BEGIN Quoted text

Tackling a 600 fpm conveyor at 10 feet per second, you better have a plan
Armed with one RFID reader and four antennas, we had to figure out how to get a 100% read rate on tagged items as they moved along a conveyor.
At first it seemed that the typical ‘box’ design would be a great idea. The fact is, however, placing four antennas over a read area is usually the worst possible design for nearly any RFID installation.
In the case of a conveyor, here are two very significant problems four antennas create:
(a) Limited Height: The over head antenna restricts the maximum box height.
(b) Redundant Antennas: The two side antennas on a less than four foot wide conveyor are unnecessary and lower the readability of cases due to lowering the number of tag protocols (Class 0 or 1) that can be performed during the limited read time available as a carton passes in front of the antennas.
In demonstration testing, the ‘four antenna box’ design works really well. But, not for the reasons you would think. The box design works because when you align the antennas to point at each other (top to bottom and side to side), they act as natural RF (Radio Frequency) reflectors and create a highly saturated RF read field. You can actually create a more effective RF read field with two antennas.
The solution we put into play:
After installing and testing dozens of read points, we developed the following criteria to consider for any read point:
1)Tag linger. How long will tags stay (linger) in the RFID read field?
2)Tag density. How many tags will be passing through your read field during a time-period?
3)Optimal tag position. What are the potential locations of a tag read? How is your read field designed to deal with those tag positions?
4)Tag types. How many different tag protocols must you check for during that time-in-field?
Based on the four criteria, here is how we determined the optimal method to develop a read point.
Step 1: Determine tag linger.
Step 2: Calculate tag density
For dock doors, 100 to 200 tags may pass through a read field at one time. On a conveyor, assuming six inches of separation between items, and one foot minimum per item, the ‘tags in field’ would equal four items at a time.
Step 3: Determine number of tag protocols
Each antenna in your read point must send ‘who’s there’ commands to the tags moving through the RFID read field. Assuming you must parse Class 0 and Class 1 tags, you have to allow for two separate RFID ‘who’s there protocols’ to complete to capture all moving tags. Therefore, tag protocols = 2.
Step 4: Calculate minimum time needed per antenna to read a tag
Each antenna you install for a read point must be given time to scan every protocol you request. Note: RFID Antennas fire (scan for tags) sequentially. This is important. Each antenna must wait its turn to check for RFID tags. Repeat: Antennas work one at a time! This is critically important to understand. If multiple antennas transmit, you will have RF collisions and none of your tags will be read.
The ‘tested performance’ for tags we use:
•Class 0 = 110 ms (for up to 20 tags; more than 20 tags you must add 3 ms for each additional tag so, for example, 21 tags would require 113 ms)
•Class 1 = 15 ms per tag
Typically, on a conveyor, this means you must allot 170 ms time slice (assuming your ‘tags in field’ will always be < 10) because the class 0 protocol takes 110 ms to allow for sequencing.
Now, we can determine the minimum read time needed
Step 5: Determine the number of antennas needed
If you use four antennas, your minimum Tag Linger must be four times step number four, the minimum time needed per antenna to compensate for the worst-case positioning of tags. This means, using four antennas, you must be able to see the tag for 680 ms (170 ms x 4 tags) to ensure each antenna will be have a chance to acquire the tag (assuming only ONE of those antennas is positioned to accurately read the tag).

END Quoted text
BEGIN Dataset rows

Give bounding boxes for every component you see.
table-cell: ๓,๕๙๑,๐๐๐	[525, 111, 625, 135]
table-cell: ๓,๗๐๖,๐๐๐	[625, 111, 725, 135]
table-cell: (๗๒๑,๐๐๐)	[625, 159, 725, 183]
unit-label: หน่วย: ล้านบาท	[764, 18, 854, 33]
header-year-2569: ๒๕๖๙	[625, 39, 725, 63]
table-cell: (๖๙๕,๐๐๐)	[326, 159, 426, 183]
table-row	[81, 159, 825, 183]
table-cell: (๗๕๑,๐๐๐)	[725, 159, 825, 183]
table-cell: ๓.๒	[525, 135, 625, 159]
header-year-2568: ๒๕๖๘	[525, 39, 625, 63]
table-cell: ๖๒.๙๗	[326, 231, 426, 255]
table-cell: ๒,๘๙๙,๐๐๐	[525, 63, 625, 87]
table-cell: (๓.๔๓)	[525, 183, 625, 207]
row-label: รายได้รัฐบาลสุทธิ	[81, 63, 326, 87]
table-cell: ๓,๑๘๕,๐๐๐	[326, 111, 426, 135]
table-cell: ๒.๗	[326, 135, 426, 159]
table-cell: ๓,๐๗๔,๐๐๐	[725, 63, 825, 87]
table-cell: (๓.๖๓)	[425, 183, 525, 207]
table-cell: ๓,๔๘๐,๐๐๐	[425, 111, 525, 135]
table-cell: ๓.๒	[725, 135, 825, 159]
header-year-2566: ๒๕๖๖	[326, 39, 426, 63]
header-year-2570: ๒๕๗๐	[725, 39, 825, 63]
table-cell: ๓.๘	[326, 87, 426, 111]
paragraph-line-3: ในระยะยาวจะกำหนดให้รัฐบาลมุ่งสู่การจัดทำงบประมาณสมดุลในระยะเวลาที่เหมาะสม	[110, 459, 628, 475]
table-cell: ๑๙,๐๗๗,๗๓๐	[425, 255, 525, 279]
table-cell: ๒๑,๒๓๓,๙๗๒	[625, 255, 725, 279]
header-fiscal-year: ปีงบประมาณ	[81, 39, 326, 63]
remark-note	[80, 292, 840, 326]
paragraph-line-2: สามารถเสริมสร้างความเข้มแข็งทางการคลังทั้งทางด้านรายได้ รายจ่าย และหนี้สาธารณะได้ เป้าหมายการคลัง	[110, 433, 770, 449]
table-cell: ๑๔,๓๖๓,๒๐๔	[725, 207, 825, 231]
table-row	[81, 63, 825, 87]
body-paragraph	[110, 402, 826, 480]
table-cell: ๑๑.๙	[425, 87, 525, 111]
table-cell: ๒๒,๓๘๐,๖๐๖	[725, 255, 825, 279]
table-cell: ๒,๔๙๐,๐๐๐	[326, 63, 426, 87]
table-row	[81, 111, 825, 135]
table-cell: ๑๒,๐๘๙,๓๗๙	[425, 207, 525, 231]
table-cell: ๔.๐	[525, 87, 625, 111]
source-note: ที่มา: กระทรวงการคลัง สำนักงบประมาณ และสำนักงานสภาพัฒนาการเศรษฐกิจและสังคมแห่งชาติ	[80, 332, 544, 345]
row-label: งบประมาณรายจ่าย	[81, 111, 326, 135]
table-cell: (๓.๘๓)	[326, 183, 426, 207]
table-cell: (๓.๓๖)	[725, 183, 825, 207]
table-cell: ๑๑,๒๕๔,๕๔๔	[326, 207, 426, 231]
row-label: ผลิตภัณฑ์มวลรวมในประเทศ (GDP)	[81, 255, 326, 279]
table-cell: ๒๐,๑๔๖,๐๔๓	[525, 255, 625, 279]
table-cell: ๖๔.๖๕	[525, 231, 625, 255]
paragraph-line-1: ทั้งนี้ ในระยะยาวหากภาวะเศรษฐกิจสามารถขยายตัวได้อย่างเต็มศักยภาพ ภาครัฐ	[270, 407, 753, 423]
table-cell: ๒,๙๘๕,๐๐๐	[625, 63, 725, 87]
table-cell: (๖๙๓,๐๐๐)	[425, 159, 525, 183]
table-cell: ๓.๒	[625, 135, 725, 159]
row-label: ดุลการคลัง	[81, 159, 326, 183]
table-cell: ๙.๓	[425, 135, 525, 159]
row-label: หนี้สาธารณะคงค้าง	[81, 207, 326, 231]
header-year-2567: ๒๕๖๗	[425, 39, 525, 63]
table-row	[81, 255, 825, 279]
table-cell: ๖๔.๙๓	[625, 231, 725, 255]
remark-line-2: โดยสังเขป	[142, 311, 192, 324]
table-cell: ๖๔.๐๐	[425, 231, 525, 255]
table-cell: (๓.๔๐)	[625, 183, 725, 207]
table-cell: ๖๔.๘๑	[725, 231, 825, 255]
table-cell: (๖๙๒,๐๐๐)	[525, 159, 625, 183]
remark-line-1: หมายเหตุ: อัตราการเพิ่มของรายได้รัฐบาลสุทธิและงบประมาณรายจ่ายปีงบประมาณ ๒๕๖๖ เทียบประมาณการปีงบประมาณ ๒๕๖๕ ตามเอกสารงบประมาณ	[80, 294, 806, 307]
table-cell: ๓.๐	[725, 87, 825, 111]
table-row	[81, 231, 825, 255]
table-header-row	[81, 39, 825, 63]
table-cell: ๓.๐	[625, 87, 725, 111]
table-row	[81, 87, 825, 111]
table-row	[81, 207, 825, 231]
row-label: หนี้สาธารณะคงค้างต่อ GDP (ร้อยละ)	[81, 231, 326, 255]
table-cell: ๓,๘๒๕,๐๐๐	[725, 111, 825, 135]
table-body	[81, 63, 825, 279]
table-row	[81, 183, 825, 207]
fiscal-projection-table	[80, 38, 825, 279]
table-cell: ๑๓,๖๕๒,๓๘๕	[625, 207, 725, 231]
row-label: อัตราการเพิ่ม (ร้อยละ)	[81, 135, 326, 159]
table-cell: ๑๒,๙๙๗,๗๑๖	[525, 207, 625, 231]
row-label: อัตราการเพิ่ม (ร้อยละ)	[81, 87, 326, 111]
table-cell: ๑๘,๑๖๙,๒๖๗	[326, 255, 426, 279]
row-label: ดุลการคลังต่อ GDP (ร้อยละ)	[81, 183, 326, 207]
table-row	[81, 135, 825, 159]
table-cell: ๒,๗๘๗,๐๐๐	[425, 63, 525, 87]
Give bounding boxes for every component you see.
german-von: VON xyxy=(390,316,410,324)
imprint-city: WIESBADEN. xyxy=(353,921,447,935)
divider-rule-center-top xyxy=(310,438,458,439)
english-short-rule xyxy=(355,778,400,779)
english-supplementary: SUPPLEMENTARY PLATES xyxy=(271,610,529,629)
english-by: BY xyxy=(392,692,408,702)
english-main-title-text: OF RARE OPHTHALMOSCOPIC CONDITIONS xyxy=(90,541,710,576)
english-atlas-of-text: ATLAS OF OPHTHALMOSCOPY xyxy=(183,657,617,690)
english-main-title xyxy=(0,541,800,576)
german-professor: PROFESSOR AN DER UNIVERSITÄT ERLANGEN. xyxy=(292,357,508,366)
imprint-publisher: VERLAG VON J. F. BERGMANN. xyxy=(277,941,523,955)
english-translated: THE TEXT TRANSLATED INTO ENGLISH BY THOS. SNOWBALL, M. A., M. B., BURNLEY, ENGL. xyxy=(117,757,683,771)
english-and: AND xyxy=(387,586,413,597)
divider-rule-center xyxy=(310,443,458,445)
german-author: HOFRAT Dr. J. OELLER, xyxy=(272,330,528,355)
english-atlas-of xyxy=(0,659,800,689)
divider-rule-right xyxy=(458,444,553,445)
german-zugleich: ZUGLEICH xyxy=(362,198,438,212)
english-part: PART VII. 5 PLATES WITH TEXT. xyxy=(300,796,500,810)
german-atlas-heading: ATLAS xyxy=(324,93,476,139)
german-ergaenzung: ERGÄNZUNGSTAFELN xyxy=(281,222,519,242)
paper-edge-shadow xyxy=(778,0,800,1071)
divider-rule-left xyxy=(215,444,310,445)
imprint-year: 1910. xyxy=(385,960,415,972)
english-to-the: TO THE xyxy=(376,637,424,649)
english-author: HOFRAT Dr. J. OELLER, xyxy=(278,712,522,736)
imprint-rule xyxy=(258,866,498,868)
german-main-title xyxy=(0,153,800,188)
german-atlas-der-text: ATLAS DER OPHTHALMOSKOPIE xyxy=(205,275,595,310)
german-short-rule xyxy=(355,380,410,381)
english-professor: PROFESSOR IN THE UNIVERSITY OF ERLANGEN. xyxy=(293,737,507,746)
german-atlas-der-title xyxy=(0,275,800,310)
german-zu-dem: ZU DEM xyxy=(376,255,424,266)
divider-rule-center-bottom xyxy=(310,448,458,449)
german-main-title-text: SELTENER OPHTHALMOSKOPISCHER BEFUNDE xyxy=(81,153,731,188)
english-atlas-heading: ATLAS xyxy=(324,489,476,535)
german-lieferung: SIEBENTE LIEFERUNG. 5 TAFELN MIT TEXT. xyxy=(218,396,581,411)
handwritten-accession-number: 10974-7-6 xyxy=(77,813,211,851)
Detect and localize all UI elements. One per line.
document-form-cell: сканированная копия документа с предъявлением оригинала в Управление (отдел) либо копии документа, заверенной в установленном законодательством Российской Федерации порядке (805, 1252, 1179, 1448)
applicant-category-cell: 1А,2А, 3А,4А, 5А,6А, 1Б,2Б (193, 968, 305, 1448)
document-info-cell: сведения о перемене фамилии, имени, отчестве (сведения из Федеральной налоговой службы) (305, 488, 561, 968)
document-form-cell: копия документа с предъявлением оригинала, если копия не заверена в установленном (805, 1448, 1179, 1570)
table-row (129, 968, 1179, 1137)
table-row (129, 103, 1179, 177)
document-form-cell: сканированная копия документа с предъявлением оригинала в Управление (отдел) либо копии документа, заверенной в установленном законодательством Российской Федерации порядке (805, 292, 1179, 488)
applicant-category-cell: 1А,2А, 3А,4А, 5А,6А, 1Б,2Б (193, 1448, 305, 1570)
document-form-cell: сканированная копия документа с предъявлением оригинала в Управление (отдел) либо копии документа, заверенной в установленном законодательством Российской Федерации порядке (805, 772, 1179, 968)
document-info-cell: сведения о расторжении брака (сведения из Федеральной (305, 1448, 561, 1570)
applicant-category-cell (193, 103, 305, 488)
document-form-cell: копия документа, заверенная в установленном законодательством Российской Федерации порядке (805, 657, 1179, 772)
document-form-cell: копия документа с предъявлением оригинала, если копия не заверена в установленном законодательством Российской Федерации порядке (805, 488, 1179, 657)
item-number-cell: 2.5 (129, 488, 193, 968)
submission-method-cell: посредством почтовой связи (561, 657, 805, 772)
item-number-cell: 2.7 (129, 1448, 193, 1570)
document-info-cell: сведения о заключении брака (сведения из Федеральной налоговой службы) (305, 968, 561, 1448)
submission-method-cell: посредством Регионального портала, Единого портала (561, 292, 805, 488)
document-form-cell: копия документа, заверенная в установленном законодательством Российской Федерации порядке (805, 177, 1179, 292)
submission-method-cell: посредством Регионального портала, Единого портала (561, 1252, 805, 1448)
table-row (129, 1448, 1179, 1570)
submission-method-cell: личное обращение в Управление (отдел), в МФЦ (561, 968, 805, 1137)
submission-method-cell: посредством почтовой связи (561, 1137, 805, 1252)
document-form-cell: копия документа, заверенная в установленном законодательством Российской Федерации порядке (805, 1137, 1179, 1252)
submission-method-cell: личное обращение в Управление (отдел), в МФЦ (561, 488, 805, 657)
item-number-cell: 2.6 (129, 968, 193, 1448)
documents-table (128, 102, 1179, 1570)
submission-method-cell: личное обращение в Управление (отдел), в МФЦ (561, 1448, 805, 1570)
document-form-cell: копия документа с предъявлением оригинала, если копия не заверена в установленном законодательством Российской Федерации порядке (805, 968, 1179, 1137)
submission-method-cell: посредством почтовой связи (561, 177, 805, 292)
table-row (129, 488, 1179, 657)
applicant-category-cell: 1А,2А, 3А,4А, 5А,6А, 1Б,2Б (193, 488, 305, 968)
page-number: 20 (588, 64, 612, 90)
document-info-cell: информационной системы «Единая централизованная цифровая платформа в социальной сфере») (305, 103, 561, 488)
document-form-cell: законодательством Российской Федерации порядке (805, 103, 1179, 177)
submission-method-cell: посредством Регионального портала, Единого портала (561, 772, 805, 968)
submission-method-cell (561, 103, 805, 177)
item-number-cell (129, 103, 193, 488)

END Dataset rows

**What you will do**
1. In the RFID conveyor text, condense the paragraph beginning "In demonstration testing" into a shorter version that keeps its main facts.
2. Write out the RFID conveyor text word for word, everything from "2)Tag density. How" down to "those tag positions?".

**Solutions in order**
1. The four-antenna box design performs well in demonstration testing, but not for the expected reasons. Antennas aimed at each other (top to bottom and side to side) act as natural RF reflectors and produce a highly saturated read field. Two antennas can actually create a more effective read field.

2.
2)Tag density. How many tags will be passing through your read field during a time-period?
3)Optimal tag position. What are the potential locations of a tag read? How is your read field designed to deal with those tag positions?